EXERCISE GOAL:
Lines that contain the string "index" are to be copied; leave out all others.

(Dataset entries)
★ ★ ★

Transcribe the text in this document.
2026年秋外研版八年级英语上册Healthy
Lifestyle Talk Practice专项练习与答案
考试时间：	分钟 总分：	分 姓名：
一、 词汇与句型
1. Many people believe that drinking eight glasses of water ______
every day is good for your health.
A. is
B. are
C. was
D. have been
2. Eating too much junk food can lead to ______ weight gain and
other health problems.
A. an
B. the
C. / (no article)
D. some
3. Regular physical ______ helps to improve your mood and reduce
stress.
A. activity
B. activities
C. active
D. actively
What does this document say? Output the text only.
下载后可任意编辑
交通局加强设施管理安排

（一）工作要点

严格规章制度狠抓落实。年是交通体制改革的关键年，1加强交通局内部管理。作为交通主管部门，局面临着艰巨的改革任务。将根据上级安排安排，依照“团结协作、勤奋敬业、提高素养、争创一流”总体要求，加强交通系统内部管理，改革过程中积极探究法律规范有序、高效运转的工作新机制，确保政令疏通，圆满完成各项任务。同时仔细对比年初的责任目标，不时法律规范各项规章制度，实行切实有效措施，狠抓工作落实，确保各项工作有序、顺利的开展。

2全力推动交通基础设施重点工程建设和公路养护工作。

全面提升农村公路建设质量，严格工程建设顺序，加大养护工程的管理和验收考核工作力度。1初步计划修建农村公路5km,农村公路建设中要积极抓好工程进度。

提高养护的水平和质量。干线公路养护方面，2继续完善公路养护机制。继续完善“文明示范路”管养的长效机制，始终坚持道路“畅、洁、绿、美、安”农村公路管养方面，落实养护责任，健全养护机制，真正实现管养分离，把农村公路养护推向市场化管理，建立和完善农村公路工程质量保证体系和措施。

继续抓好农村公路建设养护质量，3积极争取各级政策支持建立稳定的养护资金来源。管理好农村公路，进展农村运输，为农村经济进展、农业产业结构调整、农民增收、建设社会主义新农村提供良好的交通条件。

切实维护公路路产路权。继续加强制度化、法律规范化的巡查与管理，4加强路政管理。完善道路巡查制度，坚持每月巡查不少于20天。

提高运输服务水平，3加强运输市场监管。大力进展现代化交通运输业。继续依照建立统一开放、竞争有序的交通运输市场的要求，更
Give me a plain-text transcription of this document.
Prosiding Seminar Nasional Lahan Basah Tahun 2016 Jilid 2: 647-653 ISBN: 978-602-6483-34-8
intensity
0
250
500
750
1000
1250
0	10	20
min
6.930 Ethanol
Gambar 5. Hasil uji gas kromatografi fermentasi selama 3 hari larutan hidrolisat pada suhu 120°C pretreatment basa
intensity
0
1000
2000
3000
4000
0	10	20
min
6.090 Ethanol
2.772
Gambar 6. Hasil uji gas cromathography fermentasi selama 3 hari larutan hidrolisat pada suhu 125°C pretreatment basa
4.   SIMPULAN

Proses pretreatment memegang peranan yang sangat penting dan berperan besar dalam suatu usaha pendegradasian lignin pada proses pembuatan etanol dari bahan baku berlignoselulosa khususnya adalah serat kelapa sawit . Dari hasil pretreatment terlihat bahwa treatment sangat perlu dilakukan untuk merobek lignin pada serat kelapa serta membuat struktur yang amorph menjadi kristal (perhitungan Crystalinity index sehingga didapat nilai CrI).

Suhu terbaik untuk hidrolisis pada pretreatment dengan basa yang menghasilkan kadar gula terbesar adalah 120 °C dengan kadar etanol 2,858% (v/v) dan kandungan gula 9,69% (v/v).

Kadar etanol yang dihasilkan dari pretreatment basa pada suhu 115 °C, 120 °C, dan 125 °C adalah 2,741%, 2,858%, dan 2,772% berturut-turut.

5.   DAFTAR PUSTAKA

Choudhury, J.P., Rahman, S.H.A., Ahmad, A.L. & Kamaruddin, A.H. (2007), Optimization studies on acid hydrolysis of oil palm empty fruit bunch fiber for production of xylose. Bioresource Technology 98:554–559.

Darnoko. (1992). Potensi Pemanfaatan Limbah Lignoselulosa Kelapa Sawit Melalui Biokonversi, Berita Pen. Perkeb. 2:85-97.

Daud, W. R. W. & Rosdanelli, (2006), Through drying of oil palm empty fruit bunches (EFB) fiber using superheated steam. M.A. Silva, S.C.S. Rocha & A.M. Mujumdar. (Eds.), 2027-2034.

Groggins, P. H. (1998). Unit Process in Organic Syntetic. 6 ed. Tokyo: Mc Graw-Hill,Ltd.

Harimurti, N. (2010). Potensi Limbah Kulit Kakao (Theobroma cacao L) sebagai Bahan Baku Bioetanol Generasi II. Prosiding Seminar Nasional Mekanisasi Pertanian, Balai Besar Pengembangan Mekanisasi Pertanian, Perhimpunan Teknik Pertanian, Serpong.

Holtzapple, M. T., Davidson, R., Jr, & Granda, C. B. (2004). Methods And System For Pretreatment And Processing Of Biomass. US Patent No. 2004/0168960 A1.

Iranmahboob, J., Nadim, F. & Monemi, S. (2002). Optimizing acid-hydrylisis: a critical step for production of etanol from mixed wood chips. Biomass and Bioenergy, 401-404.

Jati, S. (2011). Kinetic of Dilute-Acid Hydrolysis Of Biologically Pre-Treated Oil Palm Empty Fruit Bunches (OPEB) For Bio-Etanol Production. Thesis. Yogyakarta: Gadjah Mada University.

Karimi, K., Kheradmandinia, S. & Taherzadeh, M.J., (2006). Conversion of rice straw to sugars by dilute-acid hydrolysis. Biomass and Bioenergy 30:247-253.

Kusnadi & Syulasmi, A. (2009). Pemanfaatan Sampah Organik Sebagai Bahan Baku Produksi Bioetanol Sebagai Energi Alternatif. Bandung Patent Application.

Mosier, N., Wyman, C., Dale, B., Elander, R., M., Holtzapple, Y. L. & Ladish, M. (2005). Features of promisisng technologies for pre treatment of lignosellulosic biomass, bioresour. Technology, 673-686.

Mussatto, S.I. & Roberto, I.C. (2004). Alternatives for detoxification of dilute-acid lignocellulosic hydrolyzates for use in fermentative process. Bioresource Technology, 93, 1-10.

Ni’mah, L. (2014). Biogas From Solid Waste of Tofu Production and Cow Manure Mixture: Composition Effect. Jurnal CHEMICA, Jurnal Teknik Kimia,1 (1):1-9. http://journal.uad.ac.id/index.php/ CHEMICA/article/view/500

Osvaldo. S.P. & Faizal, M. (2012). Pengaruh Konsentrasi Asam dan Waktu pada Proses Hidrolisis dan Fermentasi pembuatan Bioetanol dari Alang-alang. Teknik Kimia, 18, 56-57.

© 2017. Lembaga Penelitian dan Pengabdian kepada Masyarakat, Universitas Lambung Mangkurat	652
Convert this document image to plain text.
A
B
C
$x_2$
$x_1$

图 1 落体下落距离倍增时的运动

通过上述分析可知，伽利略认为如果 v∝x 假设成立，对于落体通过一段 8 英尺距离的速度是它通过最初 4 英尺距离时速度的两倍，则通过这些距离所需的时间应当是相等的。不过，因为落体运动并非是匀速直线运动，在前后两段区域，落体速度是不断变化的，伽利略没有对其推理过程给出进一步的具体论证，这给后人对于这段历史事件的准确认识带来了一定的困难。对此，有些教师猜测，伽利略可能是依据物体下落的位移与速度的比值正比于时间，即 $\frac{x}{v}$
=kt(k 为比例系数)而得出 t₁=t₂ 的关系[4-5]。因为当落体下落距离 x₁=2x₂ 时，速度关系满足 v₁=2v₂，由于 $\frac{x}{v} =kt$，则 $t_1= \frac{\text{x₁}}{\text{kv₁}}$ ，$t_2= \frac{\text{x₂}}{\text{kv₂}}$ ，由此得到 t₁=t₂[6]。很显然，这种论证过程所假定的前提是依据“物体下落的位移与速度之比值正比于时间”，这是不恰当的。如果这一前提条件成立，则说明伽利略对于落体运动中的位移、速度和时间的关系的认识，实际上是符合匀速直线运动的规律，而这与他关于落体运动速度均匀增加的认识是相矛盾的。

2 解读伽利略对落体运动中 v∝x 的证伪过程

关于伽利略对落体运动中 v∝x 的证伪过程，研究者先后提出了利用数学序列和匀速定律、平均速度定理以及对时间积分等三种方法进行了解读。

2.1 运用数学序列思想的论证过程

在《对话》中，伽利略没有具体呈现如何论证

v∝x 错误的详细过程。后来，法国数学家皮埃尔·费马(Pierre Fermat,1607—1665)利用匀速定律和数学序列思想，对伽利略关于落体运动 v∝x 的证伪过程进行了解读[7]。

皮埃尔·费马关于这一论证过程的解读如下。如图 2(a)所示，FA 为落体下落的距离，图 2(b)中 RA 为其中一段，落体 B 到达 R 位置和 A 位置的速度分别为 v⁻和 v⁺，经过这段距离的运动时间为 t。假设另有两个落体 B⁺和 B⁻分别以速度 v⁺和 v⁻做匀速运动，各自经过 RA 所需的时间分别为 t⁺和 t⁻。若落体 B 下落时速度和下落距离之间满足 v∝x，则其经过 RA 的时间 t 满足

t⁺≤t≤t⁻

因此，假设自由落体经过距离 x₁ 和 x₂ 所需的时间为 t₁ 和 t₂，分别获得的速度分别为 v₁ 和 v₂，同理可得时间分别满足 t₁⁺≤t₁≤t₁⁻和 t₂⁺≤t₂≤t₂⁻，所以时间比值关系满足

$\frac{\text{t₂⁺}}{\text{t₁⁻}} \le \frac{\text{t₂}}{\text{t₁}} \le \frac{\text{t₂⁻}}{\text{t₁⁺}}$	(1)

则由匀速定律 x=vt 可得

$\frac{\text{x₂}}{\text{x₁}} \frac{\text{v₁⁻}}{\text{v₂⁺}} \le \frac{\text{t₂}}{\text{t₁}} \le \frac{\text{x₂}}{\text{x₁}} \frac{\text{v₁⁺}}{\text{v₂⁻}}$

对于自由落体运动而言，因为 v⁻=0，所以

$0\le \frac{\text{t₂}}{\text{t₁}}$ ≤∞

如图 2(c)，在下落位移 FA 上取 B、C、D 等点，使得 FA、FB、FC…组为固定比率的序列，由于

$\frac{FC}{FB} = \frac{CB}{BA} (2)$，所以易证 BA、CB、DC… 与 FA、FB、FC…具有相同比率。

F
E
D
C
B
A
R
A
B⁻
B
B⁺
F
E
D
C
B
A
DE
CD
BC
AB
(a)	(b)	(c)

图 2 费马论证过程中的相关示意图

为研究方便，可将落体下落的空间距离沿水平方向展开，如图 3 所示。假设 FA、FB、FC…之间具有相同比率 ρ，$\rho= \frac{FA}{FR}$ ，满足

★ ★ ★

TASK SOLUTION:
Proses pretreatment memegang peranan yang sangat penting dan berperan besar dalam suatu usaha pendegradasian lignin pada proses pembuatan etanol dari bahan baku berlignoselulosa khususnya adalah serat kelapa sawit . Dari hasil pretreatment terlihat bahwa treatment sangat perlu dilakukan untuk merobek lignin pada serat kelapa serta membuat struktur yang amorph menjadi kristal (perhitungan Crystalinity index sehingga didapat nilai CrI).
Ni’mah, L. (2014). Biogas From Solid Waste of Tofu Production and Cow Manure Mixture: Composition Effect. Jurnal CHEMICA, Jurnal Teknik Kimia,1 (1):1-9. http://journal.uad.ac.id/index.php/ CHEMICA/article/view/500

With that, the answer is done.